● **WHAT THE TASK REQUIRES**: Only the lines of the data holding the string "JSON" need to be returned.

● **Stored dataset items**:

◆ ◆ ◆ ◆

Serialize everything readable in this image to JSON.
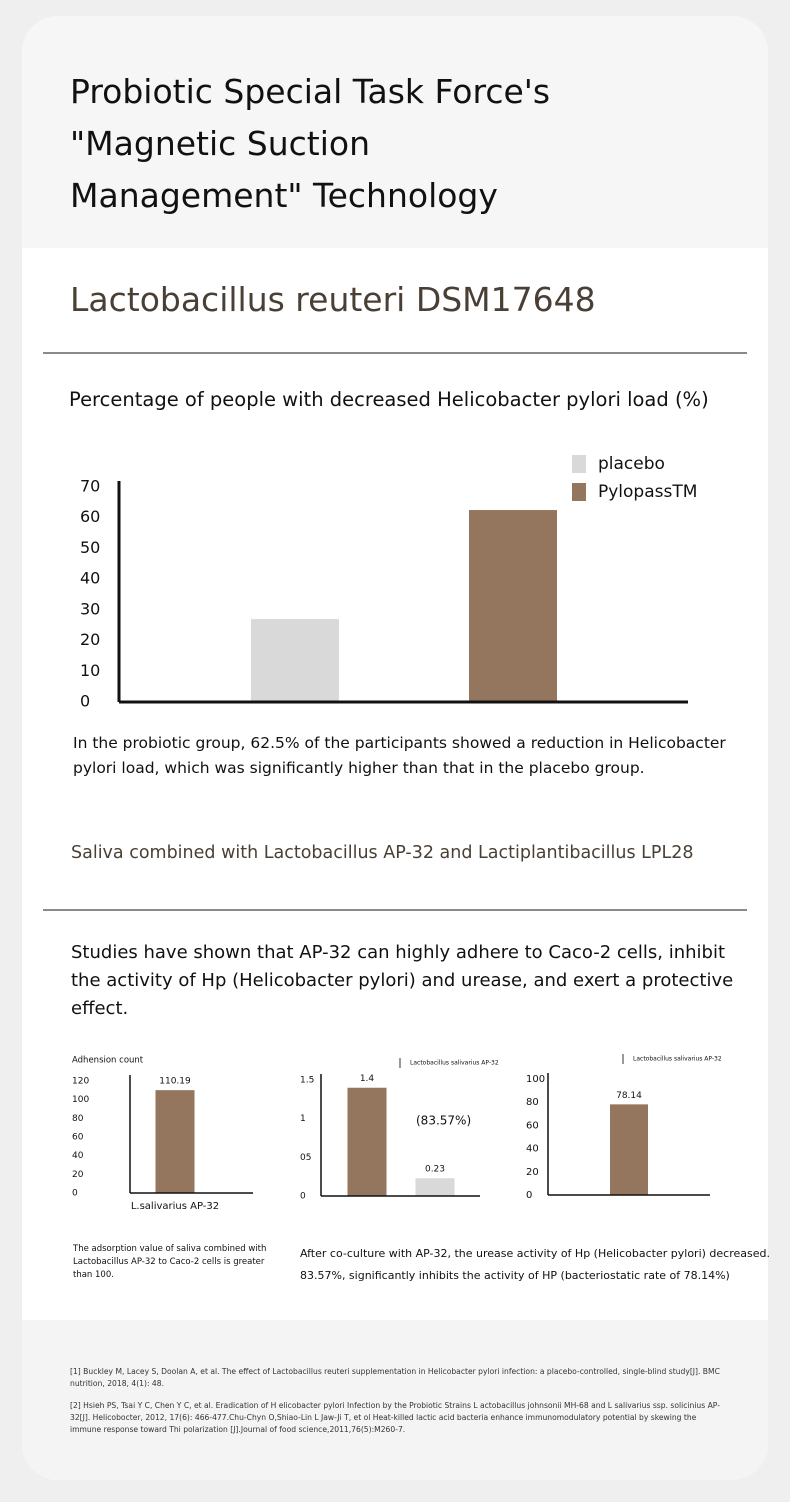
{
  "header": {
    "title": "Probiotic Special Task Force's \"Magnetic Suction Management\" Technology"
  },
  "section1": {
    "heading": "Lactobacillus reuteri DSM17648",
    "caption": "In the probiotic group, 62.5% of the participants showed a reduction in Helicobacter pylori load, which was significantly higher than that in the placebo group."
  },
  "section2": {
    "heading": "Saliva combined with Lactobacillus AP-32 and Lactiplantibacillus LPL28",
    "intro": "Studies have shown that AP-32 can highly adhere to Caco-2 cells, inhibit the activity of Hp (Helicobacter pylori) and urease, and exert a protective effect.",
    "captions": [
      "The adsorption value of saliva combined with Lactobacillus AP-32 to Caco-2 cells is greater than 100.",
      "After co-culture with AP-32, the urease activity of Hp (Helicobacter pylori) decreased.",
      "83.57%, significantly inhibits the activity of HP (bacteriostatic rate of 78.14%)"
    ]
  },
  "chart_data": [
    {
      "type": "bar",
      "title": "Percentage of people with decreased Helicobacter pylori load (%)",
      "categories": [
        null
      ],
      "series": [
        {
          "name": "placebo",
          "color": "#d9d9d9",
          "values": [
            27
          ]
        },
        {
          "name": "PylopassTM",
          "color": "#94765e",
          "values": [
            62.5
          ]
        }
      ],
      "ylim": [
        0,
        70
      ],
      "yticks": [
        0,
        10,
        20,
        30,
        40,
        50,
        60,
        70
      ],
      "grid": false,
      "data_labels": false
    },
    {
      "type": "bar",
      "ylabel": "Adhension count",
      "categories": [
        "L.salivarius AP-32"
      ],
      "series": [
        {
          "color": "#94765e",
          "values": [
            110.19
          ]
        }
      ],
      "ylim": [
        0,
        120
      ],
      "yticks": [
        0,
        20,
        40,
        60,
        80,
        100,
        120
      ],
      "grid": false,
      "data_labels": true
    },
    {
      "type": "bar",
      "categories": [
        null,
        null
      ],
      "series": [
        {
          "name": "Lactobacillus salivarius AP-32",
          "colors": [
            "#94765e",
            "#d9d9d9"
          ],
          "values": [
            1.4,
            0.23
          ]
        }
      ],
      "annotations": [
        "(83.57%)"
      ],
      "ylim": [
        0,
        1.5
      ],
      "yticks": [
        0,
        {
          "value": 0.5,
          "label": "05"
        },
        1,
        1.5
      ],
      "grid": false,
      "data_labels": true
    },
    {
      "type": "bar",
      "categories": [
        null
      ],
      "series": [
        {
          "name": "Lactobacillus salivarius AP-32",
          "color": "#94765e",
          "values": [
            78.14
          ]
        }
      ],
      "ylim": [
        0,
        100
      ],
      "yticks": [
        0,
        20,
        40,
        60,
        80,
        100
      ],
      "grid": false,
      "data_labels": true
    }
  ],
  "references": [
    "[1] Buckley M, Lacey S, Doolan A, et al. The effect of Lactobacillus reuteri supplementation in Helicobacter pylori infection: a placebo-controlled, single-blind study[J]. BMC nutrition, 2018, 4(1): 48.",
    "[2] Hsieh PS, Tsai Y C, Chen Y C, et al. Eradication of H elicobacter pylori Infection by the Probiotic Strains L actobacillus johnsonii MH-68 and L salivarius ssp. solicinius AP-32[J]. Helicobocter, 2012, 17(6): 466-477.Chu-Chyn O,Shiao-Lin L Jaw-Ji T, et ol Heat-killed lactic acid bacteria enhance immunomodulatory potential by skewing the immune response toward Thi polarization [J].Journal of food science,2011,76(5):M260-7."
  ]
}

◆ ◆ ◆ ◆

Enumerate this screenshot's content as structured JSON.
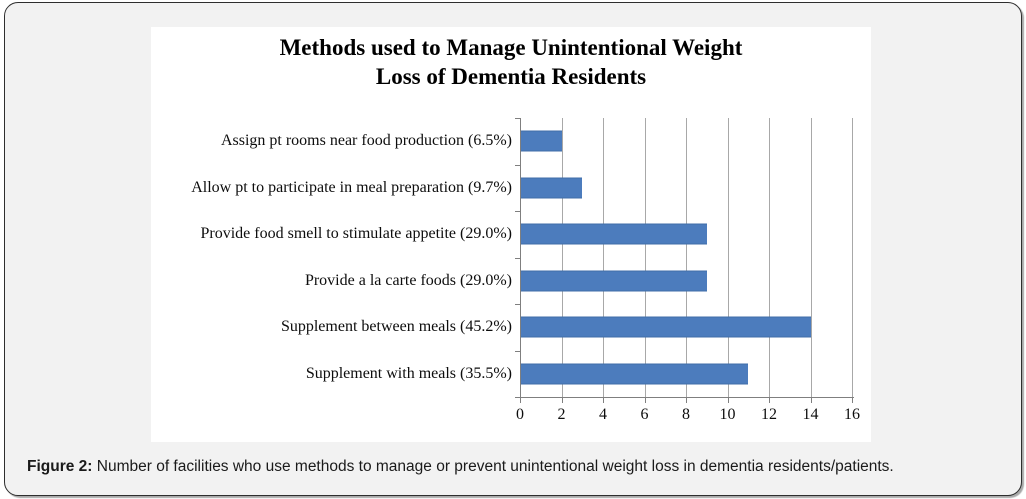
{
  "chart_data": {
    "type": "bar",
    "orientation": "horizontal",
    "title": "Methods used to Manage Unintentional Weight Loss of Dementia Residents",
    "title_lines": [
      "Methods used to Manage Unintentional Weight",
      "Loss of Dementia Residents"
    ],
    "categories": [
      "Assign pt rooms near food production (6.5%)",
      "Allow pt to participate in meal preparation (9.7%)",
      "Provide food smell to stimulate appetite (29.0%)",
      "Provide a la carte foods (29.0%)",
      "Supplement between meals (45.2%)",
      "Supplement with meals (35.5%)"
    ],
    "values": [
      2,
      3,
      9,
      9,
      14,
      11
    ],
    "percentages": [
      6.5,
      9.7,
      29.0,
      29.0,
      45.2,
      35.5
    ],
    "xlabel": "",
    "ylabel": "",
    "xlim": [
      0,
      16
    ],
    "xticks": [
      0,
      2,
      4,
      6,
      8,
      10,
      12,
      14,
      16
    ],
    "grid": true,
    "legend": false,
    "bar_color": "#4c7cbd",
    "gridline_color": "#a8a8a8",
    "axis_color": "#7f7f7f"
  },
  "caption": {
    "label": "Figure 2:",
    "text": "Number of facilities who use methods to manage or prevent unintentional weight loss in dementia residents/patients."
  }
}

◆ ◆ ◆ ◆

● **OUTPUT**:
Serialize everything readable in this image to JSON.
Enumerate this screenshot's content as structured JSON.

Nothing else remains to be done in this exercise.